(Extracts from a graphics dataset)
— begin —

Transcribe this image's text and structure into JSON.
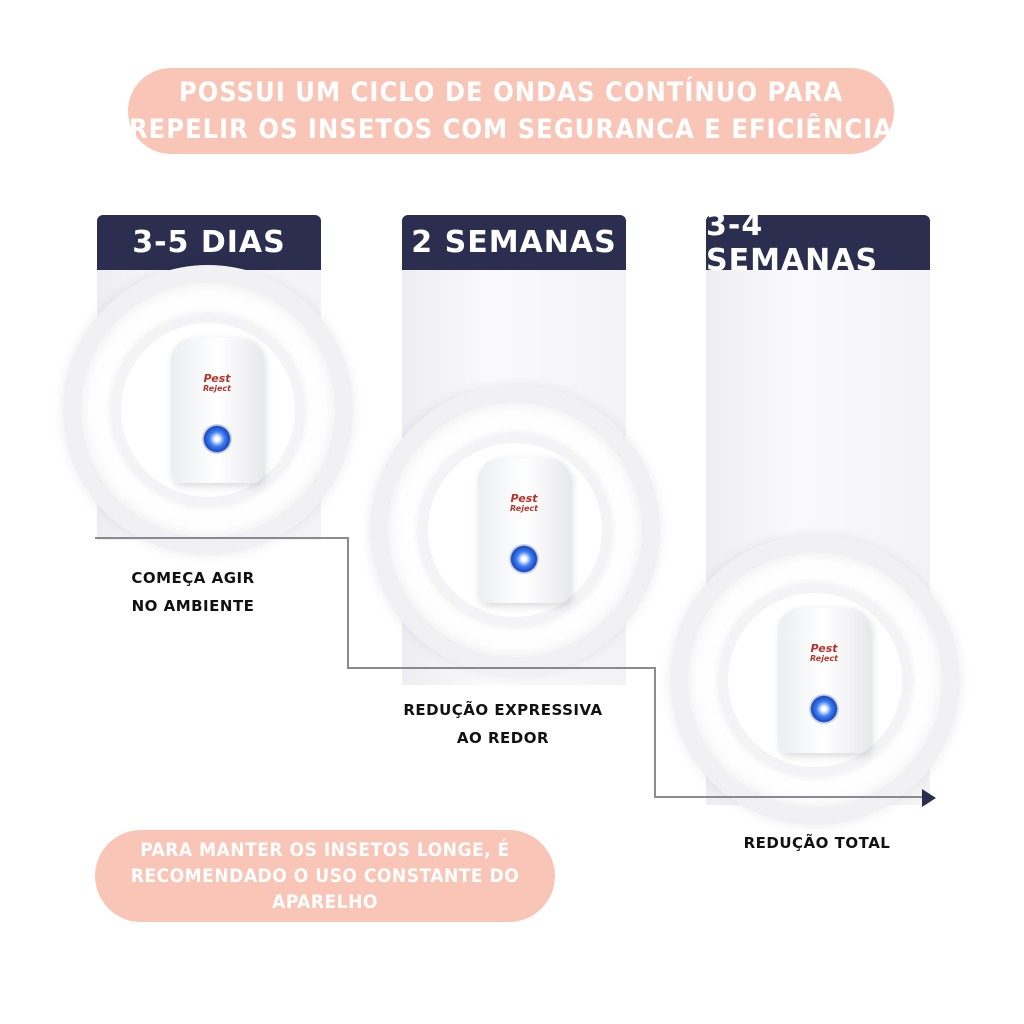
{
  "banner_top": [
    "POSSUI UM CICLO DE ONDAS CONTÍNUO PARA",
    "REPELIR OS INSETOS COM SEGURANCA E EFICIÊNCIA"
  ],
  "stages": [
    {
      "title": "3-5 DIAS",
      "caption": [
        "COMEÇA AGIR",
        "NO AMBIENTE"
      ]
    },
    {
      "title": "2 SEMANAS",
      "caption": [
        "REDUÇÃO EXPRESSIVA",
        "AO REDOR"
      ]
    },
    {
      "title": "3-4 SEMANAS",
      "caption": [
        "REDUÇÃO TOTAL"
      ]
    }
  ],
  "device_logo": {
    "line1": "Pest",
    "line2": "Reject"
  },
  "banner_bottom": [
    "PARA MANTER OS INSETOS LONGE, É",
    "RECOMENDADO O USO CONSTANTE DO",
    "APARELHO"
  ],
  "colors": {
    "pill": "#f8c5b6",
    "header": "#2b2e4f",
    "led": "#2f6be0"
  }
}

— end —

* **SET PROBLEM**: From the listing, extract all text exactly as given and drop any picture.

* **SOLUTION FOR THIS TASK**:
Transcribe this image's text and structure into JSON.
{
  "banner_top": [
    "POSSUI UM CICLO DE ONDAS CONTÍNUO PARA",
    "REPELIR OS INSETOS COM SEGURANCA E EFICIÊNCIA"
  ],
  "stages": [
    {
      "title": "3-5 DIAS",
      "caption": [
        "COMEÇA AGIR",
        "NO AMBIENTE"
      ]
    },
    {
      "title": "2 SEMANAS",
      "caption": [
        "REDUÇÃO EXPRESSIVA",
        "AO REDOR"
      ]
    },
    {
      "title": "3-4 SEMANAS",
      "caption": [
        "REDUÇÃO TOTAL"
      ]
    }
  ],
  "device_logo": {
    "line1": "Pest",
    "line2": "Reject"
  },
  "banner_bottom": [
    "PARA MANTER OS INSETOS LONGE, É",
    "RECOMENDADO O USO CONSTANTE DO",
    "APARELHO"
  ],
  "colors": {
    "pill": "#f8c5b6",
    "header": "#2b2e4f",
    "led": "#2f6be0"
  }
}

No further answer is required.